EXERCISE
Reproduce the complete listing without any deviation.

THE RECORDS
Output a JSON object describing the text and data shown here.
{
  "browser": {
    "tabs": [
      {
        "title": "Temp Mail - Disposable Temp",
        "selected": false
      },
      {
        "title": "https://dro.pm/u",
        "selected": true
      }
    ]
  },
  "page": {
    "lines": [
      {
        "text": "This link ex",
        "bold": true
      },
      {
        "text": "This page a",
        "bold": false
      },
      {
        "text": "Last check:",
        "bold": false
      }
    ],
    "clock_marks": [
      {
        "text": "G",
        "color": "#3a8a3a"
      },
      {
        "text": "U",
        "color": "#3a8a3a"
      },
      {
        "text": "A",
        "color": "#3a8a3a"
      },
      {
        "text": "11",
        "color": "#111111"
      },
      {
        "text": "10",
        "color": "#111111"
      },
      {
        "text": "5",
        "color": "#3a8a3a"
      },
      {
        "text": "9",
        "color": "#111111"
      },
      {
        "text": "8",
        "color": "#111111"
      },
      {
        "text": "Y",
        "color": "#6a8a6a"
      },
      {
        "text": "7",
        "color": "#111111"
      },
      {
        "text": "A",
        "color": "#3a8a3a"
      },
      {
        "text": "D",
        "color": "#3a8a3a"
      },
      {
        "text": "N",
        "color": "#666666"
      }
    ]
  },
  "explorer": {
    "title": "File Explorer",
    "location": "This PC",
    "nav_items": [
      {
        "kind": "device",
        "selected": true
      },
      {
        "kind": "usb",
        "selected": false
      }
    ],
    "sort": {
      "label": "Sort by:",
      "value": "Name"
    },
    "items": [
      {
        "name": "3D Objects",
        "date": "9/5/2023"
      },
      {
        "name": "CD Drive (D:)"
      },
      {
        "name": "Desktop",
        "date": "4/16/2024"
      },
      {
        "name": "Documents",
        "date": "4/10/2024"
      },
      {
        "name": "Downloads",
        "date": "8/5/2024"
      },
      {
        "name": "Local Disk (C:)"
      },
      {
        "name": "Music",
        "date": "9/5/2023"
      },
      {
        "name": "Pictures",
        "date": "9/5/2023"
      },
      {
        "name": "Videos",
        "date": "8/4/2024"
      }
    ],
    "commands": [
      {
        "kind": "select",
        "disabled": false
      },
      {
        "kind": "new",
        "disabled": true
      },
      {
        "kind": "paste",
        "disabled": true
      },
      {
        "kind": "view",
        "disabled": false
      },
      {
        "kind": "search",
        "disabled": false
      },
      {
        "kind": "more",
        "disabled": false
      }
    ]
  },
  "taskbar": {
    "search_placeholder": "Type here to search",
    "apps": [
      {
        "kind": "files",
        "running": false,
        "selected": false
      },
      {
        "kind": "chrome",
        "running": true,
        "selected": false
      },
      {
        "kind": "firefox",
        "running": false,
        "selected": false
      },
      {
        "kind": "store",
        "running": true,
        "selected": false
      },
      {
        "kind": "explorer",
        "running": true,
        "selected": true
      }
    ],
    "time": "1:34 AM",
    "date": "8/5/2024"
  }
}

EXERCISE ANSWER
Output a JSON object describing the text and data shown here.
{
  "browser": {
    "tabs": [
      {
        "title": "Temp Mail - Disposable Temp",
        "selected": false
      },
      {
        "title": "https://dro.pm/u",
        "selected": true
      }
    ]
  },
  "page": {
    "lines": [
      {
        "text": "This link ex",
        "bold": true
      },
      {
        "text": "This page a",
        "bold": false
      },
      {
        "text": "Last check:",
        "bold": false
      }
    ],
    "clock_marks": [
      {
        "text": "G",
        "color": "#3a8a3a"
      },
      {
        "text": "U",
        "color": "#3a8a3a"
      },
      {
        "text": "A",
        "color": "#3a8a3a"
      },
      {
        "text": "11",
        "color": "#111111"
      },
      {
        "text": "10",
        "color": "#111111"
      },
      {
        "text": "5",
        "color": "#3a8a3a"
      },
      {
        "text": "9",
        "color": "#111111"
      },
      {
        "text": "8",
        "color": "#111111"
      },
      {
        "text": "Y",
        "color": "#6a8a6a"
      },
      {
        "text": "7",
        "color": "#111111"
      },
      {
        "text": "A",
        "color": "#3a8a3a"
      },
      {
        "text": "D",
        "color": "#3a8a3a"
      },
      {
        "text": "N",
        "color": "#666666"
      }
    ]
  },
  "explorer": {
    "title": "File Explorer",
    "location": "This PC",
    "nav_items": [
      {
        "kind": "device",
        "selected": true
      },
      {
        "kind": "usb",
        "selected": false
      }
    ],
    "sort": {
      "label": "Sort by:",
      "value": "Name"
    },
    "items": [
      {
        "name": "3D Objects",
        "date": "9/5/2023"
      },
      {
        "name": "CD Drive (D:)"
      },
      {
        "name": "Desktop",
        "date": "4/16/2024"
      },
      {
        "name": "Documents",
        "date": "4/10/2024"
      },
      {
        "name": "Downloads",
        "date": "8/5/2024"
      },
      {
        "name": "Local Disk (C:)"
      },
      {
        "name": "Music",
        "date": "9/5/2023"
      },
      {
        "name": "Pictures",
        "date": "9/5/2023"
      },
      {
        "name": "Videos",
        "date": "8/4/2024"
      }
    ],
    "commands": [
      {
        "kind": "select",
        "disabled": false
      },
      {
        "kind": "new",
        "disabled": true
      },
      {
        "kind": "paste",
        "disabled": true
      },
      {
        "kind": "view",
        "disabled": false
      },
      {
        "kind": "search",
        "disabled": false
      },
      {
        "kind": "more",
        "disabled": false
      }
    ]
  },
  "taskbar": {
    "search_placeholder": "Type here to search",
    "apps": [
      {
        "kind": "files",
        "running": false,
        "selected": false
      },
      {
        "kind": "chrome",
        "running": true,
        "selected": false
      },
      {
        "kind": "firefox",
        "running": false,
        "selected": false
      },
      {
        "kind": "store",
        "running": true,
        "selected": false
      },
      {
        "kind": "explorer",
        "running": true,
        "selected": true
      }
    ],
    "time": "1:34 AM",
    "date": "8/5/2024"
  }
}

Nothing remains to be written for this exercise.